- **BRIEF**: State the number of lines that contain "wave", with no other text.

--- Begin ---

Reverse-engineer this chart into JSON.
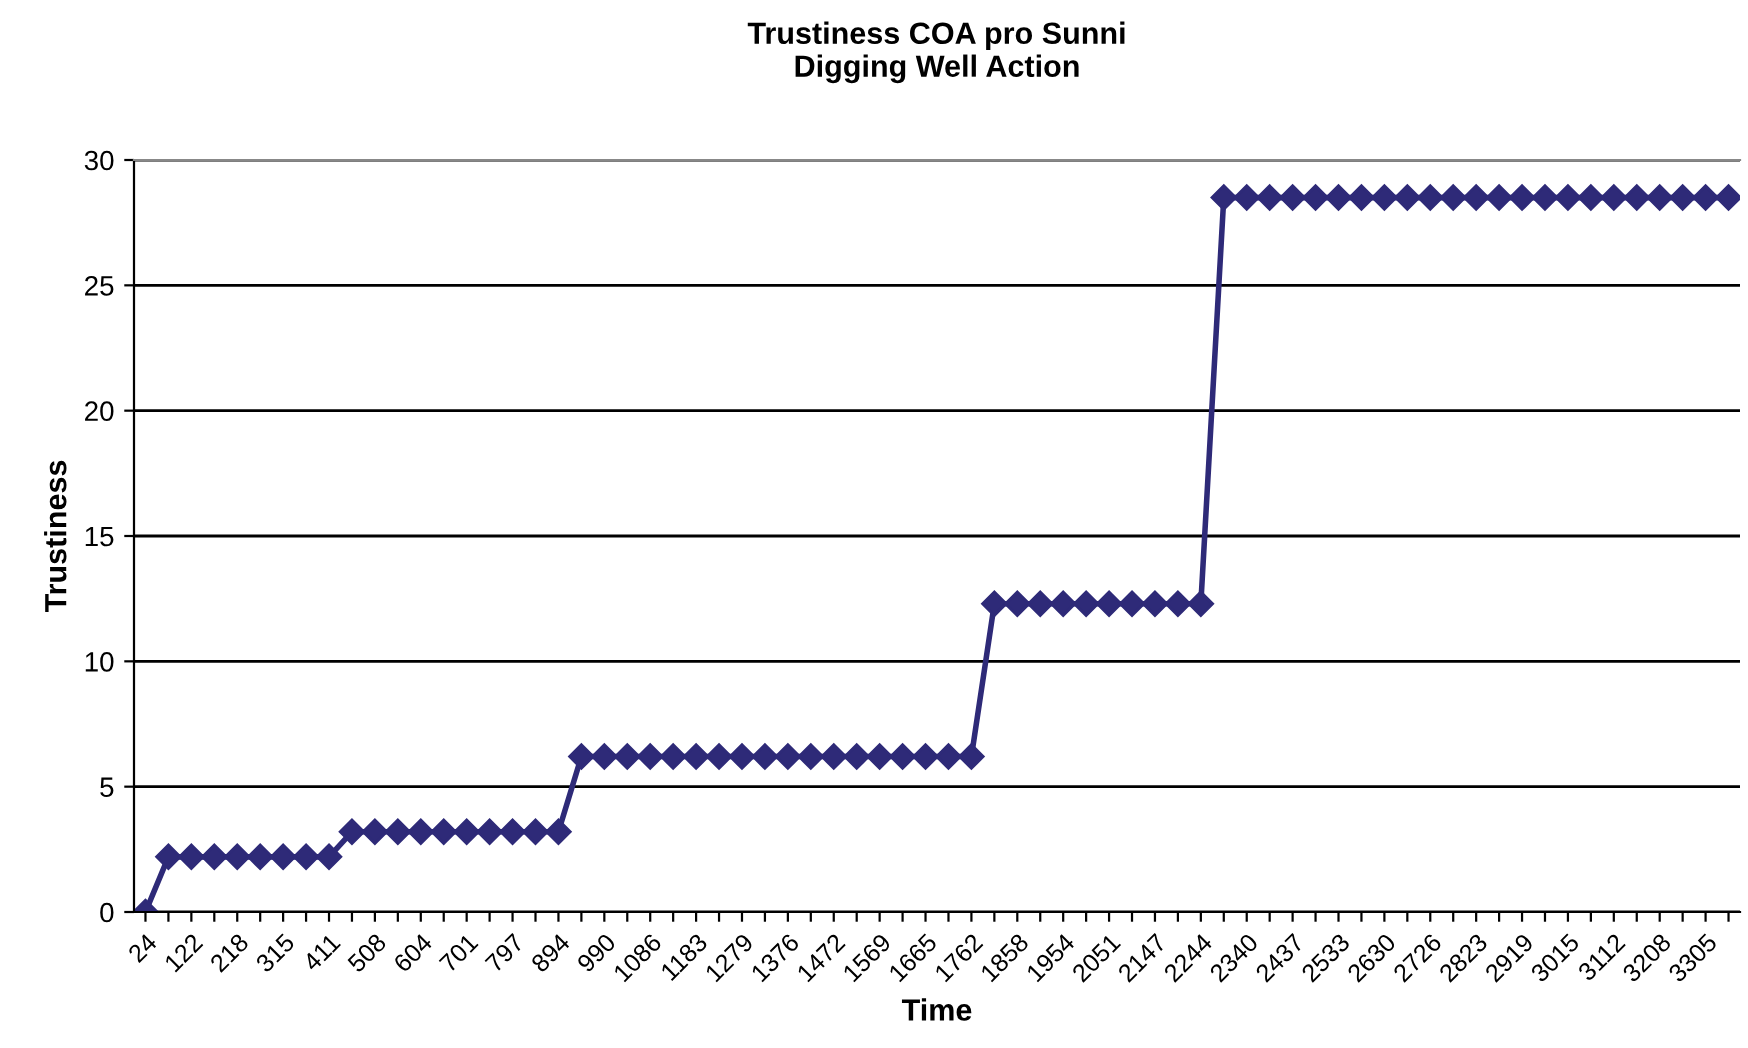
{
  "chart_data": {
    "type": "line",
    "title": "Trustiness COA pro Sunni\nDigging Well Action",
    "xlabel": "Time",
    "ylabel": "Trustiness",
    "categories": [
      "24",
      null,
      "122",
      null,
      "218",
      null,
      "315",
      null,
      "411",
      null,
      "508",
      null,
      "604",
      null,
      "701",
      null,
      "797",
      null,
      "894",
      null,
      "990",
      null,
      "1086",
      null,
      "1183",
      null,
      "1279",
      null,
      "1376",
      null,
      "1472",
      null,
      "1569",
      null,
      "1665",
      null,
      "1762",
      null,
      "1858",
      null,
      "1954",
      null,
      "2051",
      null,
      "2147",
      null,
      "2244",
      null,
      "2340",
      null,
      "2437",
      null,
      "2533",
      null,
      "2630",
      null,
      "2726",
      null,
      "2823",
      null,
      "2919",
      null,
      "3015",
      null,
      "3112",
      null,
      "3208",
      null,
      "3305",
      null
    ],
    "series": [
      {
        "color": "#2e2a78",
        "values": [
          0,
          2.2,
          2.2,
          2.2,
          2.2,
          2.2,
          2.2,
          2.2,
          2.2,
          3.2,
          3.2,
          3.2,
          3.2,
          3.2,
          3.2,
          3.2,
          3.2,
          3.2,
          3.2,
          6.2,
          6.2,
          6.2,
          6.2,
          6.2,
          6.2,
          6.2,
          6.2,
          6.2,
          6.2,
          6.2,
          6.2,
          6.2,
          6.2,
          6.2,
          6.2,
          6.2,
          6.2,
          12.3,
          12.3,
          12.3,
          12.3,
          12.3,
          12.3,
          12.3,
          12.3,
          12.3,
          12.3,
          28.5,
          28.5,
          28.5,
          28.5,
          28.5,
          28.5,
          28.5,
          28.5,
          28.5,
          28.5,
          28.5,
          28.5,
          28.5,
          28.5,
          28.5,
          28.5,
          28.5,
          28.5,
          28.5,
          28.5,
          28.5,
          28.5,
          28.5
        ]
      }
    ],
    "ylim": [
      0,
      30
    ],
    "yticks": [
      0,
      5,
      10,
      15,
      20,
      25,
      30
    ],
    "grid": "y",
    "marker": "diamond",
    "line_style": "solid",
    "legend": false
  }
}
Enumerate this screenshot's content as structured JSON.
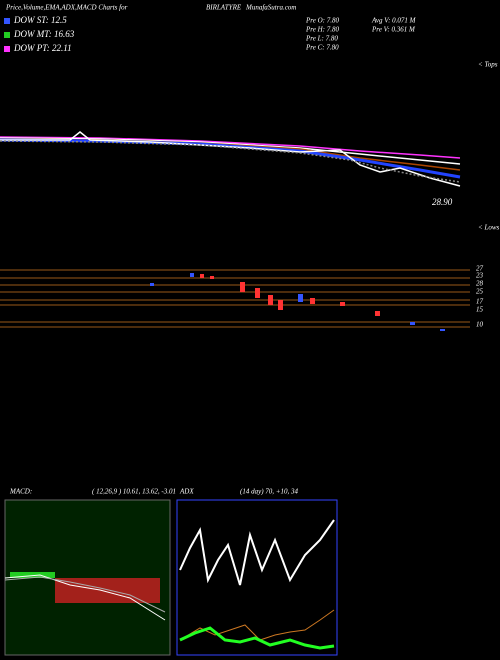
{
  "header": {
    "title": "Price,Volume,EMA,ADX,MACD Charts for",
    "symbol": "BIRLATYRE",
    "site": "MunafaSutra.com"
  },
  "legend": [
    "DOW ST: 12.5",
    "DOW MT: 16.63",
    "DOW PT: 22.11"
  ],
  "prev": [
    "Pre O: 7.80",
    "Pre H: 7.80",
    "Pre L: 7.80",
    "Pre C: 7.80"
  ],
  "volume": [
    "Avg V: 0.071 M",
    "Pre V: 0.361 M"
  ],
  "price_label": "28.90",
  "tops": "< Tops",
  "lows": "< Lows",
  "axis_labels": [
    "27",
    "23",
    "28",
    "25",
    "17",
    "15",
    "10"
  ],
  "macd": {
    "label": "MACD:",
    "values": "( 12,26,9 ) 10.61, 13.62, -3.01"
  },
  "adx": {
    "label": "ADX",
    "values": "(14 day) 70, +10, 34"
  }
}
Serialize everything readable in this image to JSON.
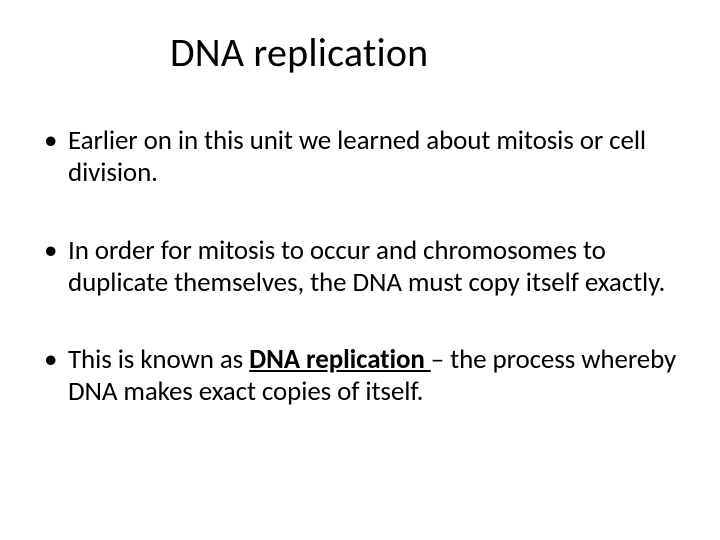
{
  "slide": {
    "title": "DNA replication",
    "bullets": [
      {
        "text": "Earlier on in this unit we learned about mitosis or cell division."
      },
      {
        "text": "In order for mitosis to occur and chromosomes to duplicate themselves, the DNA must copy itself exactly."
      },
      {
        "prefix": "This is known as ",
        "term": "DNA replication ",
        "suffix": "– the process whereby DNA makes exact copies of itself."
      }
    ]
  },
  "colors": {
    "background": "#ffffff",
    "text": "#000000"
  },
  "typography": {
    "title_fontsize": 40,
    "body_fontsize": 27,
    "font_family": "Calibri"
  }
}
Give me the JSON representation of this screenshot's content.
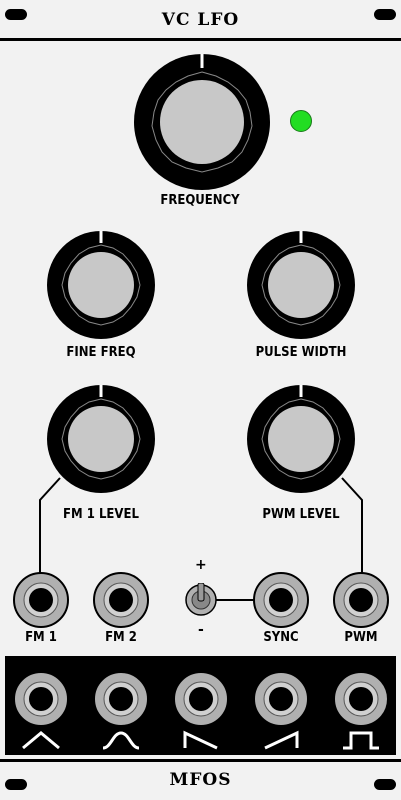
{
  "module": {
    "title": "VC LFO",
    "brand": "MFOS"
  },
  "knobs": {
    "frequency": "FREQUENCY",
    "fine_freq": "FINE FREQ",
    "pulse_width": "PULSE WIDTH",
    "fm1_level": "FM 1 LEVEL",
    "pwm_level": "PWM LEVEL"
  },
  "jacks": {
    "fm1": "FM 1",
    "fm2": "FM 2",
    "sync": "SYNC",
    "pwm": "PWM"
  },
  "switch": {
    "plus": "+",
    "minus": "-"
  },
  "outputs": [
    "triangle-wave-icon",
    "sine-wave-icon",
    "ramp-down-wave-icon",
    "ramp-up-wave-icon",
    "square-wave-icon"
  ],
  "colors": {
    "panel": "#f2f2f2",
    "led": "#22dd22",
    "knob_cap": "#c8c8c8",
    "jack": "#b0b0b0"
  }
}
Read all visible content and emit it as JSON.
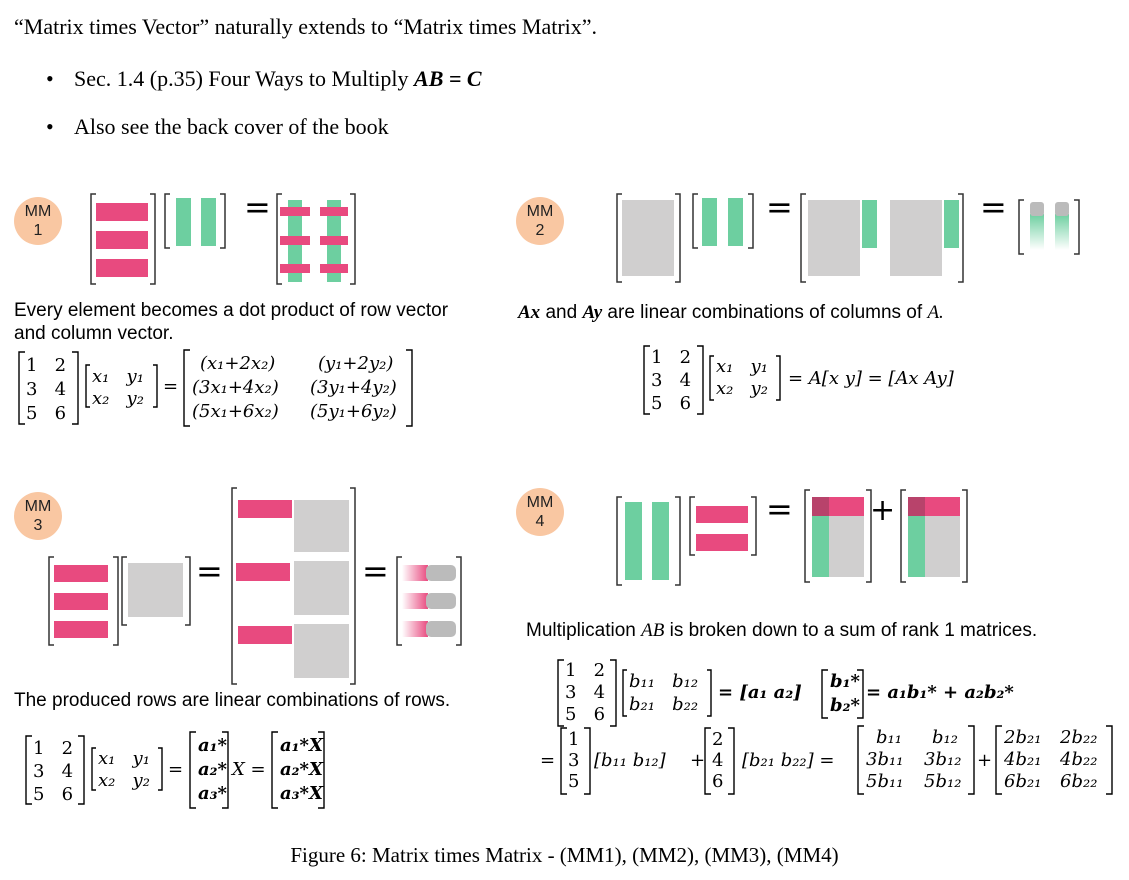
{
  "intro": "“Matrix times Vector” naturally extends to “Matrix times Matrix”.",
  "bullets": [
    {
      "text": "Sec. 1.4 (p.35) Four Ways to Multiply ",
      "math": "AB = C"
    },
    {
      "text": "Also see the back cover of the book",
      "math": ""
    }
  ],
  "panels": {
    "mm1": {
      "badge_top": "MM",
      "badge_bottom": "1",
      "caption_line1": "Every element becomes a dot product of row vector",
      "caption_line2": "and column vector."
    },
    "mm2": {
      "badge_top": "MM",
      "badge_bottom": "2",
      "caption_ax": "Ax",
      "caption_and": " and ",
      "caption_ay": "Ay",
      "caption_rest": "  are linear combinations of columns of ",
      "caption_a": "A."
    },
    "mm3": {
      "badge_top": "MM",
      "badge_bottom": "3",
      "caption": "The produced rows are linear combinations of rows."
    },
    "mm4": {
      "badge_top": "MM",
      "badge_bottom": "4",
      "caption_pre": "Multiplication ",
      "caption_ab": "AB",
      "caption_post": " is broken down to a sum of rank 1 matrices."
    }
  },
  "equations": {
    "mm1": {
      "a_rows": [
        [
          "1",
          "2"
        ],
        [
          "3",
          "4"
        ],
        [
          "5",
          "6"
        ]
      ],
      "x_rows": [
        [
          "x₁",
          "y₁"
        ],
        [
          "x₂",
          "y₂"
        ]
      ],
      "result_rows": [
        [
          "(x₁+2x₂)",
          "(y₁+2y₂)"
        ],
        [
          "(3x₁+4x₂)",
          "(3y₁+4y₂)"
        ],
        [
          "(5x₁+6x₂)",
          "(5y₁+6y₂)"
        ]
      ]
    },
    "mm2": {
      "a_rows": [
        [
          "1",
          "2"
        ],
        [
          "3",
          "4"
        ],
        [
          "5",
          "6"
        ]
      ],
      "x_rows": [
        [
          "x₁",
          "y₁"
        ],
        [
          "x₂",
          "y₂"
        ]
      ],
      "rhs1": "= A[x   y] = [Ax   Ay]"
    },
    "mm3": {
      "a_rows": [
        [
          "1",
          "2"
        ],
        [
          "3",
          "4"
        ],
        [
          "5",
          "6"
        ]
      ],
      "x_rows": [
        [
          "x₁",
          "y₁"
        ],
        [
          "x₂",
          "y₂"
        ]
      ],
      "astar": [
        "a₁*",
        "a₂*",
        "a₃*"
      ],
      "astarx": [
        "a₁*X",
        "a₂*X",
        "a₃*X"
      ],
      "x_label": "X"
    },
    "mm4": {
      "a_rows": [
        [
          "1",
          "2"
        ],
        [
          "3",
          "4"
        ],
        [
          "5",
          "6"
        ]
      ],
      "b_rows": [
        [
          "b₁₁",
          "b₁₂"
        ],
        [
          "b₂₁",
          "b₂₂"
        ]
      ],
      "cols": "= [a₁    a₂]",
      "bstar": [
        "b₁*",
        "b₂*"
      ],
      "sum": "= a₁b₁* + a₂b₂*",
      "col1": [
        "1",
        "3",
        "5"
      ],
      "col2": [
        "2",
        "4",
        "6"
      ],
      "row1": "[b₁₁    b₁₂]",
      "row2": "[b₂₁    b₂₂]",
      "res1": [
        [
          "b₁₁",
          "b₁₂"
        ],
        [
          "3b₁₁",
          "3b₁₂"
        ],
        [
          "5b₁₁",
          "5b₁₂"
        ]
      ],
      "res2": [
        [
          "2b₂₁",
          "2b₂₂"
        ],
        [
          "4b₂₁",
          "4b₂₂"
        ],
        [
          "6b₂₁",
          "6b₂₂"
        ]
      ]
    }
  },
  "figure_caption": "Figure 6: Matrix times Matrix - (MM1), (MM2), (MM3), (MM4)",
  "colors": {
    "pink": "#e84a7f",
    "green": "#6dcfa0",
    "gray": "#d0cfcf",
    "badge": "#f9c7a2"
  }
}
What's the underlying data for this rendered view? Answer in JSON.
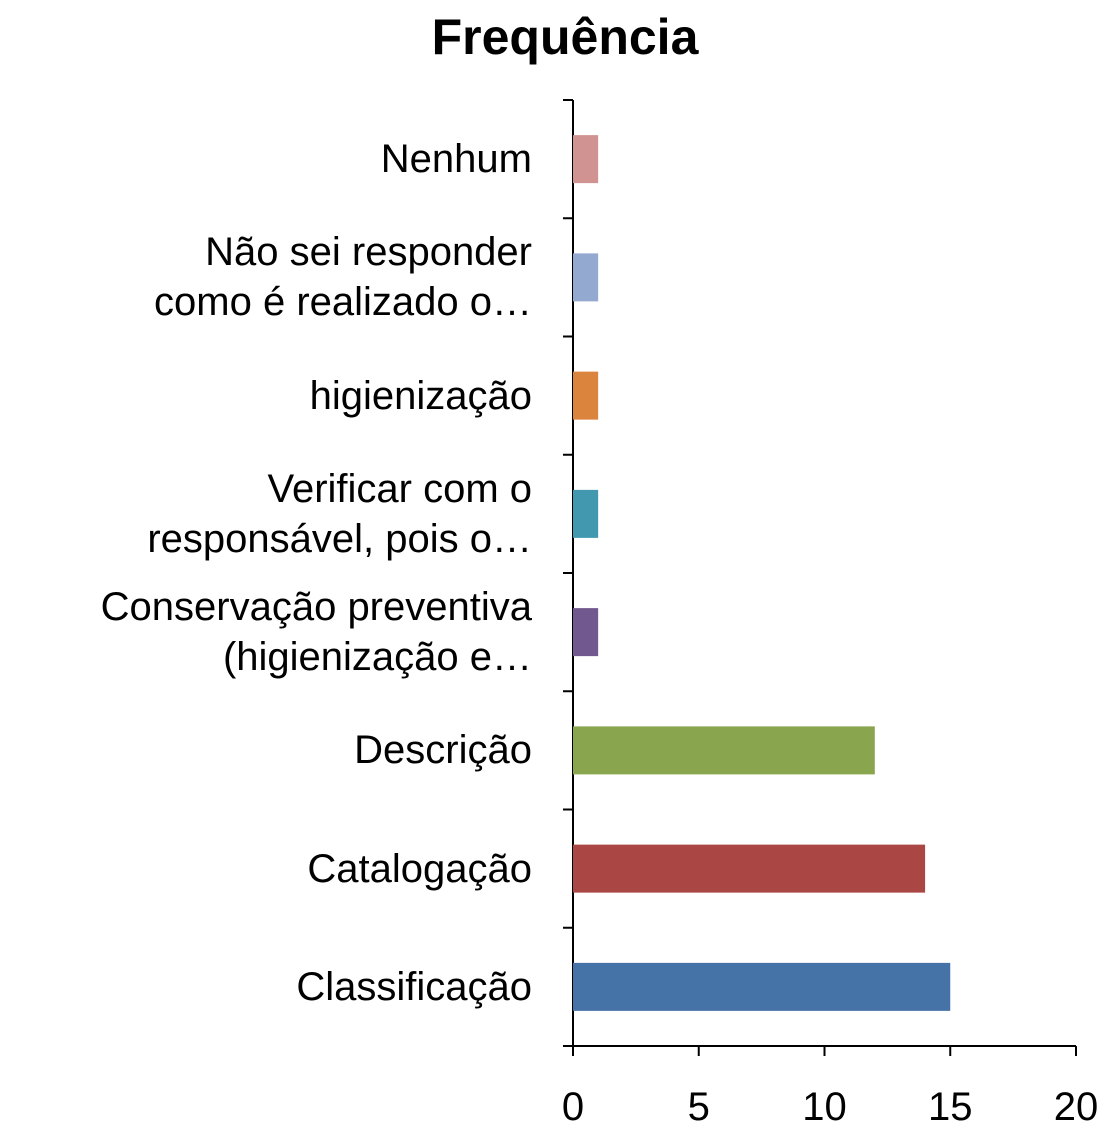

--- End ---

- **THE RESULT**: 5